→ REQUIRED WORK: Copy out the listing that follows exactly, dropping every picture.

→ DATASET EXCERPTS:
== == ==

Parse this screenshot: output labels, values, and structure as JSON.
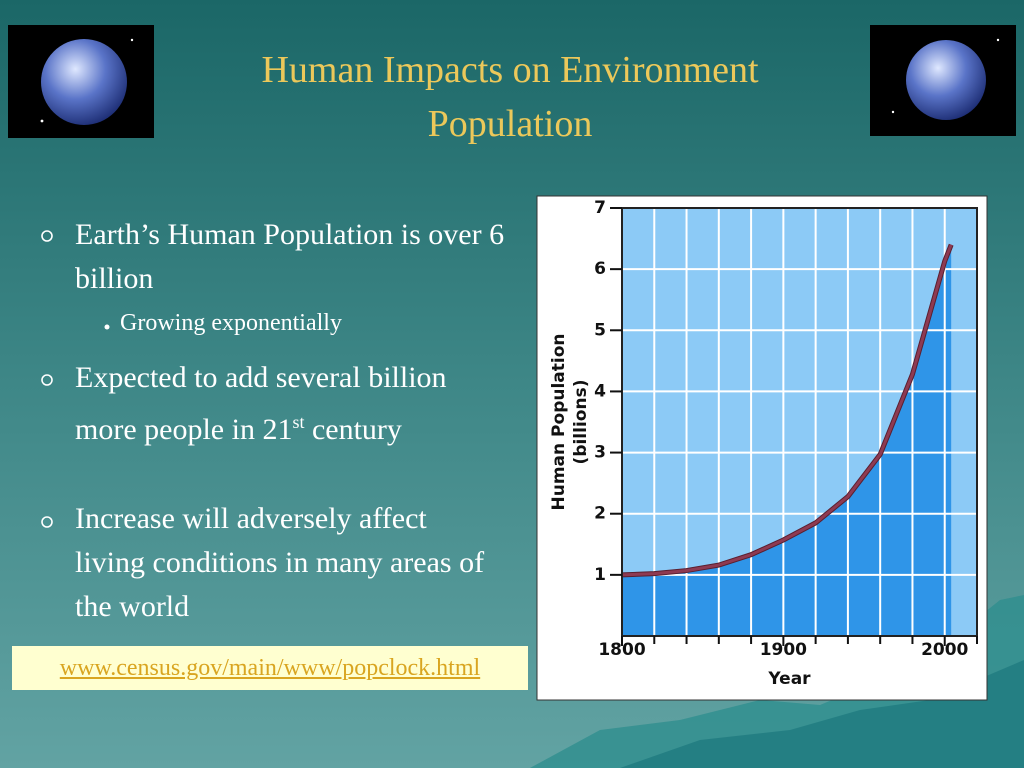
{
  "title": [
    "Human Impacts on Environment",
    "Population"
  ],
  "bullets": [
    {
      "text": "Earth’s Human Population is over 6 billion",
      "sub": "Growing exponentially"
    },
    {
      "text": "Expected to add several billion more people in 21",
      "sup": "st",
      "tail": "century"
    },
    {
      "text": "Increase will adversely affect living conditions in many areas of the world"
    }
  ],
  "link": "www.census.gov/main/www/popclock.html",
  "chart_data": {
    "type": "area",
    "x": [
      1800,
      1820,
      1840,
      1860,
      1880,
      1900,
      1920,
      1940,
      1960,
      1980,
      2000,
      2004
    ],
    "values": [
      1.0,
      1.02,
      1.07,
      1.16,
      1.33,
      1.57,
      1.85,
      2.28,
      2.97,
      4.28,
      6.13,
      6.4
    ],
    "color": "#2f95e8",
    "line_color": "#8e3a52",
    "xlim": [
      1800,
      2020
    ],
    "xticks": [
      1800,
      1900,
      2000
    ],
    "xminorticks": [
      1820,
      1840,
      1860,
      1880,
      1920,
      1940,
      1960,
      1980,
      2020
    ],
    "ylim": [
      0,
      7
    ],
    "yticks": [
      1,
      2,
      3,
      4,
      5,
      6,
      7
    ],
    "xlabel": "Year",
    "ylabel": [
      "Human Population",
      "(billions)"
    ],
    "grid": true
  }
}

== == ==

→ CORRECT OUTPUT:
Parse this screenshot: output labels, values, and structure as JSON.
{
  "title": [
    "Human Impacts on Environment",
    "Population"
  ],
  "bullets": [
    {
      "text": "Earth’s Human Population is over 6 billion",
      "sub": "Growing exponentially"
    },
    {
      "text": "Expected to add several billion more people in 21",
      "sup": "st",
      "tail": "century"
    },
    {
      "text": "Increase will adversely affect living conditions in many areas of the world"
    }
  ],
  "link": "www.census.gov/main/www/popclock.html",
  "chart_data": {
    "type": "area",
    "x": [
      1800,
      1820,
      1840,
      1860,
      1880,
      1900,
      1920,
      1940,
      1960,
      1980,
      2000,
      2004
    ],
    "values": [
      1.0,
      1.02,
      1.07,
      1.16,
      1.33,
      1.57,
      1.85,
      2.28,
      2.97,
      4.28,
      6.13,
      6.4
    ],
    "color": "#2f95e8",
    "line_color": "#8e3a52",
    "xlim": [
      1800,
      2020
    ],
    "xticks": [
      1800,
      1900,
      2000
    ],
    "xminorticks": [
      1820,
      1840,
      1860,
      1880,
      1920,
      1940,
      1960,
      1980,
      2020
    ],
    "ylim": [
      0,
      7
    ],
    "yticks": [
      1,
      2,
      3,
      4,
      5,
      6,
      7
    ],
    "xlabel": "Year",
    "ylabel": [
      "Human Population",
      "(billions)"
    ],
    "grid": true
  }
}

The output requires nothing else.